(Your task)
Gather up every line from the entries below that uses the word "text".

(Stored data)
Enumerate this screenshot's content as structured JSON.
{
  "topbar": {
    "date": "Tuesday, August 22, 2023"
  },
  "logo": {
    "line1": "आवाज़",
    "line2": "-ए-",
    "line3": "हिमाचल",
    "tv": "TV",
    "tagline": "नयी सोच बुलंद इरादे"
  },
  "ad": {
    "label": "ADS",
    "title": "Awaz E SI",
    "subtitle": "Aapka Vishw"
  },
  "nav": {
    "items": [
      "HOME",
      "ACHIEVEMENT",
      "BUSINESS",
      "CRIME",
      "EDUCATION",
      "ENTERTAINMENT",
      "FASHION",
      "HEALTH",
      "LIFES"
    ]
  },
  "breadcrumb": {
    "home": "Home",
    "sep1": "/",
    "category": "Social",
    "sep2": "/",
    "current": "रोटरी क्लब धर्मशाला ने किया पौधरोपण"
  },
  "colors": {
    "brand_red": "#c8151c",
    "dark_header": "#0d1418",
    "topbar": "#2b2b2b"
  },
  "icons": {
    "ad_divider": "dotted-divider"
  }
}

---

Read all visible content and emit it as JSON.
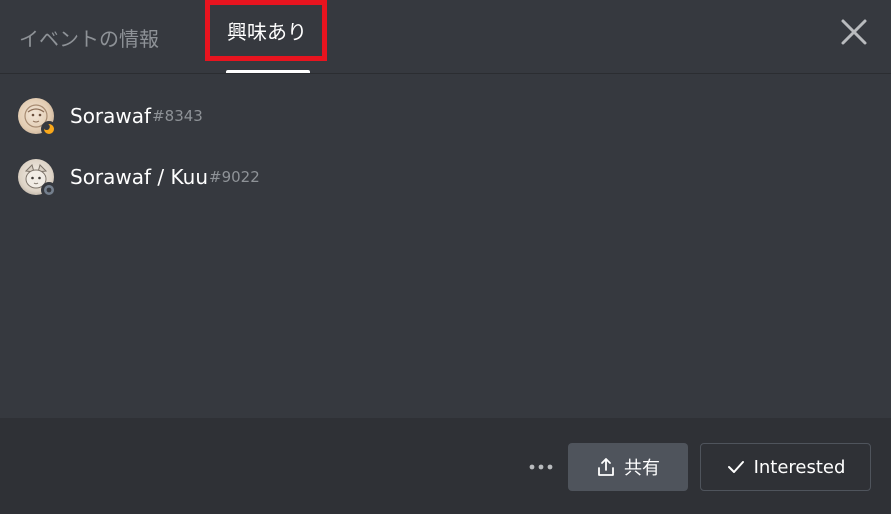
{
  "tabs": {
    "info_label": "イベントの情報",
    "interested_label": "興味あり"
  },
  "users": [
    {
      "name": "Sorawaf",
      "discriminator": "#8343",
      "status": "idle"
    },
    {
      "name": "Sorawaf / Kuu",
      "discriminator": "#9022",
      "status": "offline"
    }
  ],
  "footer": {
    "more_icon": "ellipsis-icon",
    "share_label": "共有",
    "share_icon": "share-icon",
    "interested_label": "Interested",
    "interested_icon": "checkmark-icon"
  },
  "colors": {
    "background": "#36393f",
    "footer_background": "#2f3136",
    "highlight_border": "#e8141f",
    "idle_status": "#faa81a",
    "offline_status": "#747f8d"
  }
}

==

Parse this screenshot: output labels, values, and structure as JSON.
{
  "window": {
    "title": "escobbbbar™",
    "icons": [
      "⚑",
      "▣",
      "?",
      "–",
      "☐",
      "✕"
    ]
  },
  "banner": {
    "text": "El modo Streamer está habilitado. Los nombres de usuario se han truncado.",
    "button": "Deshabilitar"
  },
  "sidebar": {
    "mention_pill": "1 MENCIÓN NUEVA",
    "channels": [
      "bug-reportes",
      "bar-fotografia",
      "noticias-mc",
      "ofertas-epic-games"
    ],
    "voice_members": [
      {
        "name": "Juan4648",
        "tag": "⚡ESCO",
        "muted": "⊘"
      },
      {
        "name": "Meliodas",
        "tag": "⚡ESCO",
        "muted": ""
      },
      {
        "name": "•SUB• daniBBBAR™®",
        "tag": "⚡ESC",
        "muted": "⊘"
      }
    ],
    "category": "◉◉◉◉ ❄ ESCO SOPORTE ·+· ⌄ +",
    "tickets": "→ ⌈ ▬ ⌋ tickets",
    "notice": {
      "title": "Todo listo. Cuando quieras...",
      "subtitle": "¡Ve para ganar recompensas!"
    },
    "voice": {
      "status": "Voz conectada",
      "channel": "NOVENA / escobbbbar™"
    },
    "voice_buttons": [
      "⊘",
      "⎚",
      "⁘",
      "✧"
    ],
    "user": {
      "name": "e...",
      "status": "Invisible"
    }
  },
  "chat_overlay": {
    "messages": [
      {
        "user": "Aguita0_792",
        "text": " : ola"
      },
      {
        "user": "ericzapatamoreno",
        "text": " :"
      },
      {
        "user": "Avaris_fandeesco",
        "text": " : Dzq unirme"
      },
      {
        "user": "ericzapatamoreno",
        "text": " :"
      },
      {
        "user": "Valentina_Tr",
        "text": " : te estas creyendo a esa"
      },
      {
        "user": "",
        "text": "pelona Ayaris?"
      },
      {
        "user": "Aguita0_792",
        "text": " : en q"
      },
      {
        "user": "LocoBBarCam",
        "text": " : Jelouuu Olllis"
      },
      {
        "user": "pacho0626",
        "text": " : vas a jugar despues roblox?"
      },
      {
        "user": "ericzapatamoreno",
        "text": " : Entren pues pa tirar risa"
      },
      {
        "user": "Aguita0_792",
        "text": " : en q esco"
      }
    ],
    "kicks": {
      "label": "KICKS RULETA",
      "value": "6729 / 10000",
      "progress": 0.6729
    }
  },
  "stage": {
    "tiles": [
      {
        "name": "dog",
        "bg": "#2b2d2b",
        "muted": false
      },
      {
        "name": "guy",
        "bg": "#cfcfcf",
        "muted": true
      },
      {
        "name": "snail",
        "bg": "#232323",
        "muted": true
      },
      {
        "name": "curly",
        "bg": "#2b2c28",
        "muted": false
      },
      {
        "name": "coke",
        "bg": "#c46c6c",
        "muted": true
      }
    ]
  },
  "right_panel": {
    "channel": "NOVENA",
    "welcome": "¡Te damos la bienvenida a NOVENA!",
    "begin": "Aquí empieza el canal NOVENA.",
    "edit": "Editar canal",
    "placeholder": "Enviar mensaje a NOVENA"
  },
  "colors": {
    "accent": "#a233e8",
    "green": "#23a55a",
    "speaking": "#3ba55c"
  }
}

(The output)
    "text": "El modo Streamer está habilitado. Los nombres de usuario se han truncado.",
        "text": " : ola"
        "text": " :"
        "text": " : Dzq unirme"
        "text": " :"
        "text": " : te estas creyendo a esa"
        "text": "pelona Ayaris?"
        "text": " : en q"
        "text": " : Jelouuu Olllis"
        "text": " : vas a jugar despues roblox?"
        "text": " : Entren pues pa tirar risa"
        "text": " : en q esco"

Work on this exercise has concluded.